-------- Data section

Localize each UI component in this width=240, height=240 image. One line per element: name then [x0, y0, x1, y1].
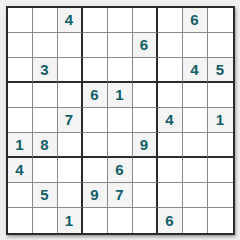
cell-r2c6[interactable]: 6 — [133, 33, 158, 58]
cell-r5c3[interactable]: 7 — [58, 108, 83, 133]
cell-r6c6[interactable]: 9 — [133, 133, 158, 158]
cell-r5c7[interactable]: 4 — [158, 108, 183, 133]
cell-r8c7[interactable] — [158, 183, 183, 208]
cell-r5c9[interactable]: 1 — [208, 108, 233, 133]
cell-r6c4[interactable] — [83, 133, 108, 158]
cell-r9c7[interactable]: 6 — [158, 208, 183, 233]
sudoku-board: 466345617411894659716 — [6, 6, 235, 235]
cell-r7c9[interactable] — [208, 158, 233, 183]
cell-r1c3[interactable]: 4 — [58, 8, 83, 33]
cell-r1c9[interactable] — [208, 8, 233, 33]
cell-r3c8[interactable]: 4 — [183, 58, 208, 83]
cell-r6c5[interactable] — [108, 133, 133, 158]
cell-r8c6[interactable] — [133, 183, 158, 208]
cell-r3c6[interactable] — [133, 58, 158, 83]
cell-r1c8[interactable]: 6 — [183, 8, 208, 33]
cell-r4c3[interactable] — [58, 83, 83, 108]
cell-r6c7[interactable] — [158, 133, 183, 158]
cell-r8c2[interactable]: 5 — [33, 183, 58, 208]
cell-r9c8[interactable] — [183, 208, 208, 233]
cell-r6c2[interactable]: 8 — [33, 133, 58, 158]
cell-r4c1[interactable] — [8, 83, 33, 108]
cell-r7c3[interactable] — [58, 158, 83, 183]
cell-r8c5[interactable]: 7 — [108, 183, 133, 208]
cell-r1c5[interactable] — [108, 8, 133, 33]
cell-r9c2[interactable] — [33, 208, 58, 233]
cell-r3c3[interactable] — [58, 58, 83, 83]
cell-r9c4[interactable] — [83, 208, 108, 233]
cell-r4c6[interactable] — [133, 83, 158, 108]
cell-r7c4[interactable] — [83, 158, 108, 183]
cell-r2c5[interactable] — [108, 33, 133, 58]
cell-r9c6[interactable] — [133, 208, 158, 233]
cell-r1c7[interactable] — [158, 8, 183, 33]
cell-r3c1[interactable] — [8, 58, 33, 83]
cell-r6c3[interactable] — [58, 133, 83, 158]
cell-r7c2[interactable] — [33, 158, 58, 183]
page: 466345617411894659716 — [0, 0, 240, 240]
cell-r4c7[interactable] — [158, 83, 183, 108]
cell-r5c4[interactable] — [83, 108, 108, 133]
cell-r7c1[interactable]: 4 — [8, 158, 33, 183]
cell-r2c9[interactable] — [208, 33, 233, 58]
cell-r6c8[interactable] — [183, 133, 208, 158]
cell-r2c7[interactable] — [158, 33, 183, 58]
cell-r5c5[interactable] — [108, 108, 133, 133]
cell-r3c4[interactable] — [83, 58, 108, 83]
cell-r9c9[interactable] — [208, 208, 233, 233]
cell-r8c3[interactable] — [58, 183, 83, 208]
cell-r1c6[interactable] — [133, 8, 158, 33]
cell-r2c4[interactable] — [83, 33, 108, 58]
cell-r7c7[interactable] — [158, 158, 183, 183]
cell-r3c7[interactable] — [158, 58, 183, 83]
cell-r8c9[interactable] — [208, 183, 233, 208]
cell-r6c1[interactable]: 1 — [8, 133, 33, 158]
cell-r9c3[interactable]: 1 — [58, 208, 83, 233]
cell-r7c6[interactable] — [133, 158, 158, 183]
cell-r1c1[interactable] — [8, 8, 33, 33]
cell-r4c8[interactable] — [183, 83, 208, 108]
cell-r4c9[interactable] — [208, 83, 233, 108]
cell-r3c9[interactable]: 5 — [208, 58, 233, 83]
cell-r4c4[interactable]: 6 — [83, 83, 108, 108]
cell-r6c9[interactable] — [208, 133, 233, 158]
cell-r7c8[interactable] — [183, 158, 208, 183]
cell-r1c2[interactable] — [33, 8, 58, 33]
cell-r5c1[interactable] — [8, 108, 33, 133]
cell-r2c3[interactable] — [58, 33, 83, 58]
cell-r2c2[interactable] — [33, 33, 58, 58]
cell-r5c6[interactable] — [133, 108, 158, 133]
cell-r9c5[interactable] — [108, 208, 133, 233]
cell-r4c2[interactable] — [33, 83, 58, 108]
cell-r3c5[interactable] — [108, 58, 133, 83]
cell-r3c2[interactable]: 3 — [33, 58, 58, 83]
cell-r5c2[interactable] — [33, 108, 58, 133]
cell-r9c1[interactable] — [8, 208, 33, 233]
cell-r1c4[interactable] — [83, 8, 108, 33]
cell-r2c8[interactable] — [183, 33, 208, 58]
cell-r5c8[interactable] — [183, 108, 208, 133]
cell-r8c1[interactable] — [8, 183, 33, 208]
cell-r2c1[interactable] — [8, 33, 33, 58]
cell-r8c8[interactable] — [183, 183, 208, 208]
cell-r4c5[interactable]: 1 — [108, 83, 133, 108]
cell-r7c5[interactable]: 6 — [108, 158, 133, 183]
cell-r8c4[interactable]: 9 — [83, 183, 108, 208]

----------------

#### Problem to solve:
Rewrite the items above, putting "clickable" wherever "interactable" appears and keeping everything else the same. Leave the pictures out.

#### Solution to this task:
Localize each UI component in this width=240, height=240 image. One line per element: name then [x0, y0, x1, y1].
cell-r2c6[clickable]: 6 — [133, 33, 158, 58]
cell-r5c3[clickable]: 7 — [58, 108, 83, 133]
cell-r6c6[clickable]: 9 — [133, 133, 158, 158]
cell-r5c7[clickable]: 4 — [158, 108, 183, 133]
cell-r8c7[clickable] — [158, 183, 183, 208]
cell-r5c9[clickable]: 1 — [208, 108, 233, 133]
cell-r6c4[clickable] — [83, 133, 108, 158]
cell-r9c7[clickable]: 6 — [158, 208, 183, 233]
sudoku-board: 466345617411894659716 — [6, 6, 235, 235]
cell-r7c9[clickable] — [208, 158, 233, 183]
cell-r1c3[clickable]: 4 — [58, 8, 83, 33]
cell-r1c9[clickable] — [208, 8, 233, 33]
cell-r3c8[clickable]: 4 — [183, 58, 208, 83]
cell-r6c5[clickable] — [108, 133, 133, 158]
cell-r8c6[clickable] — [133, 183, 158, 208]
cell-r3c6[clickable] — [133, 58, 158, 83]
cell-r1c8[clickable]: 6 — [183, 8, 208, 33]
cell-r4c3[clickable] — [58, 83, 83, 108]
cell-r6c7[clickable] — [158, 133, 183, 158]
cell-r8c2[clickable]: 5 — [33, 183, 58, 208]
cell-r9c8[clickable] — [183, 208, 208, 233]
cell-r6c2[clickable]: 8 — [33, 133, 58, 158]
cell-r4c1[clickable] — [8, 83, 33, 108]
cell-r7c3[clickable] — [58, 158, 83, 183]
cell-r8c5[clickable]: 7 — [108, 183, 133, 208]
cell-r1c5[clickable] — [108, 8, 133, 33]
cell-r9c2[clickable] — [33, 208, 58, 233]
cell-r3c3[clickable] — [58, 58, 83, 83]
cell-r9c4[clickable] — [83, 208, 108, 233]
cell-r4c6[clickable] — [133, 83, 158, 108]
cell-r7c4[clickable] — [83, 158, 108, 183]
cell-r2c5[clickable] — [108, 33, 133, 58]
cell-r9c6[clickable] — [133, 208, 158, 233]
cell-r1c7[clickable] — [158, 8, 183, 33]
cell-r3c1[clickable] — [8, 58, 33, 83]
cell-r6c3[clickable] — [58, 133, 83, 158]
cell-r7c2[clickable] — [33, 158, 58, 183]
page: 466345617411894659716 — [0, 0, 240, 240]
cell-r4c7[clickable] — [158, 83, 183, 108]
cell-r5c4[clickable] — [83, 108, 108, 133]
cell-r7c1[clickable]: 4 — [8, 158, 33, 183]
cell-r2c9[clickable] — [208, 33, 233, 58]
cell-r6c8[clickable] — [183, 133, 208, 158]
cell-r2c7[clickable] — [158, 33, 183, 58]
cell-r5c5[clickable] — [108, 108, 133, 133]
cell-r3c4[clickable] — [83, 58, 108, 83]
cell-r9c9[clickable] — [208, 208, 233, 233]
cell-r8c3[clickable] — [58, 183, 83, 208]
cell-r1c6[clickable] — [133, 8, 158, 33]
cell-r2c4[clickable] — [83, 33, 108, 58]
cell-r7c7[clickable] — [158, 158, 183, 183]
cell-r3c7[clickable] — [158, 58, 183, 83]
cell-r8c9[clickable] — [208, 183, 233, 208]
cell-r6c1[clickable]: 1 — [8, 133, 33, 158]
cell-r9c3[clickable]: 1 — [58, 208, 83, 233]
cell-r7c6[clickable] — [133, 158, 158, 183]
cell-r1c1[clickable] — [8, 8, 33, 33]
cell-r4c8[clickable] — [183, 83, 208, 108]
cell-r4c9[clickable] — [208, 83, 233, 108]
cell-r3c9[clickable]: 5 — [208, 58, 233, 83]
cell-r4c4[clickable]: 6 — [83, 83, 108, 108]
cell-r6c9[clickable] — [208, 133, 233, 158]
cell-r7c8[clickable] — [183, 158, 208, 183]
cell-r1c2[clickable] — [33, 8, 58, 33]
cell-r5c1[clickable] — [8, 108, 33, 133]
cell-r2c3[clickable] — [58, 33, 83, 58]
cell-r2c2[clickable] — [33, 33, 58, 58]
cell-r5c6[clickable] — [133, 108, 158, 133]
cell-r9c5[clickable] — [108, 208, 133, 233]
cell-r4c2[clickable] — [33, 83, 58, 108]
cell-r3c5[clickable] — [108, 58, 133, 83]
cell-r3c2[clickable]: 3 — [33, 58, 58, 83]
cell-r5c2[clickable] — [33, 108, 58, 133]
cell-r9c1[clickable] — [8, 208, 33, 233]
cell-r1c4[clickable] — [83, 8, 108, 33]
cell-r2c8[clickable] — [183, 33, 208, 58]
cell-r5c8[clickable] — [183, 108, 208, 133]
cell-r8c1[clickable] — [8, 183, 33, 208]
cell-r2c1[clickable] — [8, 33, 33, 58]
cell-r8c8[clickable] — [183, 183, 208, 208]
cell-r4c5[clickable]: 1 — [108, 83, 133, 108]
cell-r7c5[clickable]: 6 — [108, 158, 133, 183]
cell-r8c4[clickable]: 9 — [83, 183, 108, 208]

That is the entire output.